PROBLEM REQUIREMENTS — Give every line below again, exactly.

---------- LISTED ENTRIES

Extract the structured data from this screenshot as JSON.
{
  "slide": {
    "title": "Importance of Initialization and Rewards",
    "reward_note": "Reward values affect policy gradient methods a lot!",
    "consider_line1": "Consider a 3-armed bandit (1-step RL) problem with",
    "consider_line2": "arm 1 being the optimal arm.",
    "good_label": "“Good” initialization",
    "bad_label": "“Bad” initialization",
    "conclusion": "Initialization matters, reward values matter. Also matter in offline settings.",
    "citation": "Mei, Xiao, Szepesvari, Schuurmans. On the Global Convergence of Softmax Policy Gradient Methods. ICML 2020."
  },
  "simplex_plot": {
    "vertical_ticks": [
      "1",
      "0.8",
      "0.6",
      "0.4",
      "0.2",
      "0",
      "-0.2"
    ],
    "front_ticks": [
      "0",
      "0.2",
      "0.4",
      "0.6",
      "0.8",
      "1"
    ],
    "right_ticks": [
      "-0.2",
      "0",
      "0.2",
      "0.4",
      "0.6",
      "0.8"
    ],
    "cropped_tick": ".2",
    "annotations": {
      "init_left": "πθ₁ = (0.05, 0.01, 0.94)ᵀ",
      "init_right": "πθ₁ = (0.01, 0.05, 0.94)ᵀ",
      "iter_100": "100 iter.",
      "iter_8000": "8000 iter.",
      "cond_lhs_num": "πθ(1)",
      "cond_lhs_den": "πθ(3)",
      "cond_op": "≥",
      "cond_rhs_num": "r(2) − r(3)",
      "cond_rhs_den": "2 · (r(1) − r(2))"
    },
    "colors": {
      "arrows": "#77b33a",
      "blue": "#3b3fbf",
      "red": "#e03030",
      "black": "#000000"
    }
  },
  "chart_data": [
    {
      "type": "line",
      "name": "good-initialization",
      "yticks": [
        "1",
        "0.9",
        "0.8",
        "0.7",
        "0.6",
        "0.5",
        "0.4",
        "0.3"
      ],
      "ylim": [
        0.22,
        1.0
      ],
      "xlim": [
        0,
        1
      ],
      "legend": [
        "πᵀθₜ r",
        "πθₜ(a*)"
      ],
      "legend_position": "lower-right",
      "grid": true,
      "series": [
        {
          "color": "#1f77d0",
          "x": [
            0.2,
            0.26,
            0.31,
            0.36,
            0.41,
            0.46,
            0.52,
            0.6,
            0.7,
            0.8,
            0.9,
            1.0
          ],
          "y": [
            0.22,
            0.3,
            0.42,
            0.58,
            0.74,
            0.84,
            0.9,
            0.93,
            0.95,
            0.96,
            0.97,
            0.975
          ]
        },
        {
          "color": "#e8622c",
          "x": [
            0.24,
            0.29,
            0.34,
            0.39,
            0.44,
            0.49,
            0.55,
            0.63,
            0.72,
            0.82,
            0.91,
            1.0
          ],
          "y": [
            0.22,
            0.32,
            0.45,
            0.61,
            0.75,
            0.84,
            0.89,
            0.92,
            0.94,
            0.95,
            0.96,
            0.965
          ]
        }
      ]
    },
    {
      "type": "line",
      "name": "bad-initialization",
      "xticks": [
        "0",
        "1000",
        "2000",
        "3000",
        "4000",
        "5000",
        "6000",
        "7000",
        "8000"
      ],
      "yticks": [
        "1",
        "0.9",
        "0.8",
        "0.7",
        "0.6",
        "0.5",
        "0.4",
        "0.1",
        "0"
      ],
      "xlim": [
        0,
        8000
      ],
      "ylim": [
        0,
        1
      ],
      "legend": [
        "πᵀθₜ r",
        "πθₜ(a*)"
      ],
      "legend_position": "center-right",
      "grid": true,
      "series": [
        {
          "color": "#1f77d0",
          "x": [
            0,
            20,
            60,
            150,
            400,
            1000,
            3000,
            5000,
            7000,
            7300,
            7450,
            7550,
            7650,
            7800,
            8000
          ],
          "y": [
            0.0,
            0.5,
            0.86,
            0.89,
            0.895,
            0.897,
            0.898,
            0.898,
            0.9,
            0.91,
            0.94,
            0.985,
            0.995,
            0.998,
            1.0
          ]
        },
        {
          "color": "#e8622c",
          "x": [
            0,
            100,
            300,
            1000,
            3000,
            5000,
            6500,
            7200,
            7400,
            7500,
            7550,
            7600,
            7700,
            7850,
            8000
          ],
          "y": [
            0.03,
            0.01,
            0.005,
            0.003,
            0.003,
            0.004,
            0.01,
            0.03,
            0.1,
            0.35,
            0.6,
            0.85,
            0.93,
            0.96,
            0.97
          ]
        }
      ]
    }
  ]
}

--------------------

ANSWER IN FULL —
Extract the structured data from this screenshot as JSON.
{
  "slide": {
    "title": "Importance of Initialization and Rewards",
    "reward_note": "Reward values affect policy gradient methods a lot!",
    "consider_line1": "Consider a 3-armed bandit (1-step RL) problem with",
    "consider_line2": "arm 1 being the optimal arm.",
    "good_label": "“Good” initialization",
    "bad_label": "“Bad” initialization",
    "conclusion": "Initialization matters, reward values matter. Also matter in offline settings.",
    "citation": "Mei, Xiao, Szepesvari, Schuurmans. On the Global Convergence of Softmax Policy Gradient Methods. ICML 2020."
  },
  "simplex_plot": {
    "vertical_ticks": [
      "1",
      "0.8",
      "0.6",
      "0.4",
      "0.2",
      "0",
      "-0.2"
    ],
    "front_ticks": [
      "0",
      "0.2",
      "0.4",
      "0.6",
      "0.8",
      "1"
    ],
    "right_ticks": [
      "-0.2",
      "0",
      "0.2",
      "0.4",
      "0.6",
      "0.8"
    ],
    "cropped_tick": ".2",
    "annotations": {
      "init_left": "πθ₁ = (0.05, 0.01, 0.94)ᵀ",
      "init_right": "πθ₁ = (0.01, 0.05, 0.94)ᵀ",
      "iter_100": "100 iter.",
      "iter_8000": "8000 iter.",
      "cond_lhs_num": "πθ(1)",
      "cond_lhs_den": "πθ(3)",
      "cond_op": "≥",
      "cond_rhs_num": "r(2) − r(3)",
      "cond_rhs_den": "2 · (r(1) − r(2))"
    },
    "colors": {
      "arrows": "#77b33a",
      "blue": "#3b3fbf",
      "red": "#e03030",
      "black": "#000000"
    }
  },
  "chart_data": [
    {
      "type": "line",
      "name": "good-initialization",
      "yticks": [
        "1",
        "0.9",
        "0.8",
        "0.7",
        "0.6",
        "0.5",
        "0.4",
        "0.3"
      ],
      "ylim": [
        0.22,
        1.0
      ],
      "xlim": [
        0,
        1
      ],
      "legend": [
        "πᵀθₜ r",
        "πθₜ(a*)"
      ],
      "legend_position": "lower-right",
      "grid": true,
      "series": [
        {
          "color": "#1f77d0",
          "x": [
            0.2,
            0.26,
            0.31,
            0.36,
            0.41,
            0.46,
            0.52,
            0.6,
            0.7,
            0.8,
            0.9,
            1.0
          ],
          "y": [
            0.22,
            0.3,
            0.42,
            0.58,
            0.74,
            0.84,
            0.9,
            0.93,
            0.95,
            0.96,
            0.97,
            0.975
          ]
        },
        {
          "color": "#e8622c",
          "x": [
            0.24,
            0.29,
            0.34,
            0.39,
            0.44,
            0.49,
            0.55,
            0.63,
            0.72,
            0.82,
            0.91,
            1.0
          ],
          "y": [
            0.22,
            0.32,
            0.45,
            0.61,
            0.75,
            0.84,
            0.89,
            0.92,
            0.94,
            0.95,
            0.96,
            0.965
          ]
        }
      ]
    },
    {
      "type": "line",
      "name": "bad-initialization",
      "xticks": [
        "0",
        "1000",
        "2000",
        "3000",
        "4000",
        "5000",
        "6000",
        "7000",
        "8000"
      ],
      "yticks": [
        "1",
        "0.9",
        "0.8",
        "0.7",
        "0.6",
        "0.5",
        "0.4",
        "0.1",
        "0"
      ],
      "xlim": [
        0,
        8000
      ],
      "ylim": [
        0,
        1
      ],
      "legend": [
        "πᵀθₜ r",
        "πθₜ(a*)"
      ],
      "legend_position": "center-right",
      "grid": true,
      "series": [
        {
          "color": "#1f77d0",
          "x": [
            0,
            20,
            60,
            150,
            400,
            1000,
            3000,
            5000,
            7000,
            7300,
            7450,
            7550,
            7650,
            7800,
            8000
          ],
          "y": [
            0.0,
            0.5,
            0.86,
            0.89,
            0.895,
            0.897,
            0.898,
            0.898,
            0.9,
            0.91,
            0.94,
            0.985,
            0.995,
            0.998,
            1.0
          ]
        },
        {
          "color": "#e8622c",
          "x": [
            0,
            100,
            300,
            1000,
            3000,
            5000,
            6500,
            7200,
            7400,
            7500,
            7550,
            7600,
            7700,
            7850,
            8000
          ],
          "y": [
            0.03,
            0.01,
            0.005,
            0.003,
            0.003,
            0.004,
            0.01,
            0.03,
            0.1,
            0.35,
            0.6,
            0.85,
            0.93,
            0.96,
            0.97
          ]
        }
      ]
    }
  ]
}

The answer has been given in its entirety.